◆ Data supplied
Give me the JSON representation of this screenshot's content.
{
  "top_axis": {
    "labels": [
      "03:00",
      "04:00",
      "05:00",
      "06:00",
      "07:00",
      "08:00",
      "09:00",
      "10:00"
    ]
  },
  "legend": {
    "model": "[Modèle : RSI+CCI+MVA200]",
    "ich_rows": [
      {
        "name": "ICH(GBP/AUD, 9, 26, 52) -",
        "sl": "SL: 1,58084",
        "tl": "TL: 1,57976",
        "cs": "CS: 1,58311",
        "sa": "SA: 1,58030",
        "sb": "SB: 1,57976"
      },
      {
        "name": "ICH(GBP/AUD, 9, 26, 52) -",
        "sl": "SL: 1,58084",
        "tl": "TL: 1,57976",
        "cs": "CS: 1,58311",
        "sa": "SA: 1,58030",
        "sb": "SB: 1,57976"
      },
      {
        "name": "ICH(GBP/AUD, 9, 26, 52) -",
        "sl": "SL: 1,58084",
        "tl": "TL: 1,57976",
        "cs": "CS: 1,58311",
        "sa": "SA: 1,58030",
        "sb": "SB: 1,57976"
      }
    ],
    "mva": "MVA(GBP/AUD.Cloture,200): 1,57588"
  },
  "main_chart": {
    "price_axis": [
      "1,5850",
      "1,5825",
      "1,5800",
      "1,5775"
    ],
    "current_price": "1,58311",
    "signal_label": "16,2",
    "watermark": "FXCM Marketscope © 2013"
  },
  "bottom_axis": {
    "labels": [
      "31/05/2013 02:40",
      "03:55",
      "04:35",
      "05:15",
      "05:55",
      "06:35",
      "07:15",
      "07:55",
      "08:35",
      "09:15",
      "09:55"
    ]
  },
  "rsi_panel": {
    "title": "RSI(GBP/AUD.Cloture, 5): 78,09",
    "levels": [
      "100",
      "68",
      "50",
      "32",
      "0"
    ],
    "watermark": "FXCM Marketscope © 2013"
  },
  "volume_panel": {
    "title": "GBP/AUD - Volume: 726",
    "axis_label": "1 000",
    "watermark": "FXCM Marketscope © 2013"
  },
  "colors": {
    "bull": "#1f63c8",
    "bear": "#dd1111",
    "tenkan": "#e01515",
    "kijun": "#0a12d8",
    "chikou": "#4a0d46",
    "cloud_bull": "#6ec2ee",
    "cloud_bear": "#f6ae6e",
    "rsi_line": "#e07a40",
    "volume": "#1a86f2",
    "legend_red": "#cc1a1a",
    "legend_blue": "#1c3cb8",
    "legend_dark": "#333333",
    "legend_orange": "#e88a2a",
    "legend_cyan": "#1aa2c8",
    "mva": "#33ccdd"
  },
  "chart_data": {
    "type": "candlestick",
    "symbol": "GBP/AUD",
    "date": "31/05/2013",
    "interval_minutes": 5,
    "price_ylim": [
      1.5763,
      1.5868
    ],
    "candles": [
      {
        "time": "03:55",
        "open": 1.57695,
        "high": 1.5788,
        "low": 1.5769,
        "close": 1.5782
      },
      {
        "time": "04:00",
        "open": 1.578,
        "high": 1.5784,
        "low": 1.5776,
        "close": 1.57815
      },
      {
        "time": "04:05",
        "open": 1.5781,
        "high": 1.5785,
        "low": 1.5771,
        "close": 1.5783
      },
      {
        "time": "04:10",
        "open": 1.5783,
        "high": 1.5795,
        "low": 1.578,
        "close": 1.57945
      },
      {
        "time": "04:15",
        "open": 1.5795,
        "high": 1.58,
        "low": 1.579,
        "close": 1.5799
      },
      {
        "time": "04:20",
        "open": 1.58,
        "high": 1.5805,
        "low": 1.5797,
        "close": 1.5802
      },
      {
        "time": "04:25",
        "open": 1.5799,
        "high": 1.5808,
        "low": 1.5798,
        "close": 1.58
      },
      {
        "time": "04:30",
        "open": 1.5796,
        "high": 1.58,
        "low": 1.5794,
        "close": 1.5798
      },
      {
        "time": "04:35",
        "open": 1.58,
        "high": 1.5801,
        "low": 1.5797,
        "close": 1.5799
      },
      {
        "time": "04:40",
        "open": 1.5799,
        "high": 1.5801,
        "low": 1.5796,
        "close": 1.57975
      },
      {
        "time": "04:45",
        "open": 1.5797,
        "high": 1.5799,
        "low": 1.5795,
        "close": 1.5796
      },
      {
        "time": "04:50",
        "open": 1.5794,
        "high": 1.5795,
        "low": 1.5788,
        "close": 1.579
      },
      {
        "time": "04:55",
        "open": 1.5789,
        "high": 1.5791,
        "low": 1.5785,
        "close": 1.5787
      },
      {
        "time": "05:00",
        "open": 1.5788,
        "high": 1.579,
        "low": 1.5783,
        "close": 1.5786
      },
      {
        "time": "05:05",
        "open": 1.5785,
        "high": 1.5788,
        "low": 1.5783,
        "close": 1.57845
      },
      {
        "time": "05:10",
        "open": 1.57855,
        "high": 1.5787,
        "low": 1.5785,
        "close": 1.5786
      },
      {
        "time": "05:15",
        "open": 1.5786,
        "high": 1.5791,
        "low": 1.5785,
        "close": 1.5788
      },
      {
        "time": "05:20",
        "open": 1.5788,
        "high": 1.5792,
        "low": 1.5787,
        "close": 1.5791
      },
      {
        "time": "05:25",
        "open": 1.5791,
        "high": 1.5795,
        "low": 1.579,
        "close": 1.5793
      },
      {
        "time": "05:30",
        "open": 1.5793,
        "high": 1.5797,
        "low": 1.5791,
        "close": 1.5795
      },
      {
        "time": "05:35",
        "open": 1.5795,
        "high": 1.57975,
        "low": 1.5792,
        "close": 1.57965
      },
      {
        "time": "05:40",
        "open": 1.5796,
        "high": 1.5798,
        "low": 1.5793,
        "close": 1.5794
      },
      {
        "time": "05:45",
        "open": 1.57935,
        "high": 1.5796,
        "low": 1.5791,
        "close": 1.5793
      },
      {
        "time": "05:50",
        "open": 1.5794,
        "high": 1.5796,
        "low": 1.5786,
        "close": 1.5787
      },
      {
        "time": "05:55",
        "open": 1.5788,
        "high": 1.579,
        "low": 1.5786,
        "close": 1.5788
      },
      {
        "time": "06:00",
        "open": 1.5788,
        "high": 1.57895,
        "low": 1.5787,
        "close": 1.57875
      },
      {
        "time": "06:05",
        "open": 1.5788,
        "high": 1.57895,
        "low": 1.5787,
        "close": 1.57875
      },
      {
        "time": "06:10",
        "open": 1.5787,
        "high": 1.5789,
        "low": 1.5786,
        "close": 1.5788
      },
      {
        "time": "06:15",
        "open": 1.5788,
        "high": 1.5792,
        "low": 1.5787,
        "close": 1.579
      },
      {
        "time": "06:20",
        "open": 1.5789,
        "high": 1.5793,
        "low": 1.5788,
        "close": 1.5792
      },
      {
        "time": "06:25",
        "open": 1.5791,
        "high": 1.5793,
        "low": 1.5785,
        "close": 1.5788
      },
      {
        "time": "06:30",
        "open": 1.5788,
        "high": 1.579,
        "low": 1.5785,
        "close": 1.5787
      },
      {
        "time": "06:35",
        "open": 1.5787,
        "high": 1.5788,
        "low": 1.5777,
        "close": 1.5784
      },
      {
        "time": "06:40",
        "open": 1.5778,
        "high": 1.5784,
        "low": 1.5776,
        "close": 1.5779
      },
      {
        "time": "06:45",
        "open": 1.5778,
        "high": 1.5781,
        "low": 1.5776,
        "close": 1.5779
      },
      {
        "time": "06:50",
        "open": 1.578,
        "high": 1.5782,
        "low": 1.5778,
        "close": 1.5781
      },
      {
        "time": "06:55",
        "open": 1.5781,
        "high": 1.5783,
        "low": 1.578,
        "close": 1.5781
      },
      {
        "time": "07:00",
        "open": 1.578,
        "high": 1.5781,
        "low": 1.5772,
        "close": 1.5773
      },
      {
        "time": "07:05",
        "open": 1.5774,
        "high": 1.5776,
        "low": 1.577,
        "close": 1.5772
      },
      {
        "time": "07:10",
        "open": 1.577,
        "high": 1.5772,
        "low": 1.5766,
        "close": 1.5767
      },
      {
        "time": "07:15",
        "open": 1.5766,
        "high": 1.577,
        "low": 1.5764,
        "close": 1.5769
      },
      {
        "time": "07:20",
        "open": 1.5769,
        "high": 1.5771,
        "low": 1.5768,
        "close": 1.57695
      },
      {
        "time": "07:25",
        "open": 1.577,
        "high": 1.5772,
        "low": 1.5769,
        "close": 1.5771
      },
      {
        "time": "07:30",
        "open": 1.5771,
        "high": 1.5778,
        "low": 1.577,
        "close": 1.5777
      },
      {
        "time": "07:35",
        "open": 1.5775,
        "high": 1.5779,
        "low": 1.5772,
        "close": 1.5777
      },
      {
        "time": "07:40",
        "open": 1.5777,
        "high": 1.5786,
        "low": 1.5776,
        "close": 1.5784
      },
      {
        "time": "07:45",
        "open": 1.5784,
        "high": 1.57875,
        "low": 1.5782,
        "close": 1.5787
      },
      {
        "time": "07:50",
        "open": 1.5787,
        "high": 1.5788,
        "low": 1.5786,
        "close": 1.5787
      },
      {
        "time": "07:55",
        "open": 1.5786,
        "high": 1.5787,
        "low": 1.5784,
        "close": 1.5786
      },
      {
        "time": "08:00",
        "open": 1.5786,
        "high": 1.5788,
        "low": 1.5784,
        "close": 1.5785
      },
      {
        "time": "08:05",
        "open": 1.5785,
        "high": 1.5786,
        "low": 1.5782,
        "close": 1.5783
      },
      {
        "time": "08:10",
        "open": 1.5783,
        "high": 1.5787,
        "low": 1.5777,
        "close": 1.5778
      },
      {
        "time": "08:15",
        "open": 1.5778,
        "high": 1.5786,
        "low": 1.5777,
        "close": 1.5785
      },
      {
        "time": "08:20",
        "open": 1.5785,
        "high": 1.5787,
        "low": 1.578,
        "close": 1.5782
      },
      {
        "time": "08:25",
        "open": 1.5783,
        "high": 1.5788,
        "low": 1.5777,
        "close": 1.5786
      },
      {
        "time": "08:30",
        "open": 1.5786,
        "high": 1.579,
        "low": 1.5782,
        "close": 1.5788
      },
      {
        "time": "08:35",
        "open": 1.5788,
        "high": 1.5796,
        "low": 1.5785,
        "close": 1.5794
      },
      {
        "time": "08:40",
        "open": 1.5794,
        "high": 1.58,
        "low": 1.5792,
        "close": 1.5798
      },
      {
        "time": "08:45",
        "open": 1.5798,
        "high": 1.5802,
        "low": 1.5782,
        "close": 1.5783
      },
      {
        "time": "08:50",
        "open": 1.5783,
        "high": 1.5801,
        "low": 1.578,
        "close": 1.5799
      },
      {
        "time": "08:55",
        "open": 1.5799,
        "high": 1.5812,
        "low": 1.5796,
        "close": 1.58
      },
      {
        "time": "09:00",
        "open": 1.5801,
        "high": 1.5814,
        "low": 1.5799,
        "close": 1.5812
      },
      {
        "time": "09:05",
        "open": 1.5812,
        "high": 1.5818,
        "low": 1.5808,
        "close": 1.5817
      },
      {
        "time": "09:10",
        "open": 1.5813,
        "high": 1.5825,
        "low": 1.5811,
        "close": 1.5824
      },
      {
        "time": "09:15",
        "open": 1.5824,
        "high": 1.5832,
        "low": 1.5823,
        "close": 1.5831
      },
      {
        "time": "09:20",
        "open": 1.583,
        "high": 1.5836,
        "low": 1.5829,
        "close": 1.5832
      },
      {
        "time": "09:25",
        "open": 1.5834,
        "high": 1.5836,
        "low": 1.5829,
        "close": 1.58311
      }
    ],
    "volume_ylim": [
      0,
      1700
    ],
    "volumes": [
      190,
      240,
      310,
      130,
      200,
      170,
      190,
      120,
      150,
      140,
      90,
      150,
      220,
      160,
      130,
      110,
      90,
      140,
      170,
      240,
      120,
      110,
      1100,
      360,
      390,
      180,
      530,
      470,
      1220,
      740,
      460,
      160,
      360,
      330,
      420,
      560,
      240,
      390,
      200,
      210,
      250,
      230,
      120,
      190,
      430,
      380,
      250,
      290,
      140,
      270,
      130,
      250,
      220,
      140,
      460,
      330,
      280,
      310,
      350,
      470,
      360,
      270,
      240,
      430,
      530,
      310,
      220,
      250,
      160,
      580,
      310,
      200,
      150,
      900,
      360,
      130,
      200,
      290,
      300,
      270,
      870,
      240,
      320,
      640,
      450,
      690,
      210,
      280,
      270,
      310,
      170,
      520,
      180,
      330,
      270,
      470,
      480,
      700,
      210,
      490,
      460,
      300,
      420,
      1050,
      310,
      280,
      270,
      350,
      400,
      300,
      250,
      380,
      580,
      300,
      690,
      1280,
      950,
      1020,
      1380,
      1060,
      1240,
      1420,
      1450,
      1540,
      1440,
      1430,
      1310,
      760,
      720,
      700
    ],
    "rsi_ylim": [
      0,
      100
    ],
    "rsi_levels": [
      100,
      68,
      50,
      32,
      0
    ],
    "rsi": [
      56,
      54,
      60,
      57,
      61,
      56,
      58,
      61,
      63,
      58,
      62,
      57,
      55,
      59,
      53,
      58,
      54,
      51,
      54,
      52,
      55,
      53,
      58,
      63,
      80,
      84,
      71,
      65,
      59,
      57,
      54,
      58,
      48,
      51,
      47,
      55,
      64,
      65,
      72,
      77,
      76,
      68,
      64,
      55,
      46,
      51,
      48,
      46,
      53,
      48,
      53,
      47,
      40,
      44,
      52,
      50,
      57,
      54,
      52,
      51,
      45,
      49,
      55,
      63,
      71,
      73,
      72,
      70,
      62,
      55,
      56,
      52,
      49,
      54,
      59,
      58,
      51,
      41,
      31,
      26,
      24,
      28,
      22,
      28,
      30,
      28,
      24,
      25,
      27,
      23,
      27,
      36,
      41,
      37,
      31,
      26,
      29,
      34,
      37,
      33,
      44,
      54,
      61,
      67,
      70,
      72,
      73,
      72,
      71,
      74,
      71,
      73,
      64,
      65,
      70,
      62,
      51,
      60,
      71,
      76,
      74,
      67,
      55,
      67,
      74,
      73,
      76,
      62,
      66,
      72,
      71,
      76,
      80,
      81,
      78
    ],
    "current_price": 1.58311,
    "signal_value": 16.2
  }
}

◆ Exercise instructions
Give the count of lines holding the word "title", with no other words.

◆ Answer to the task
2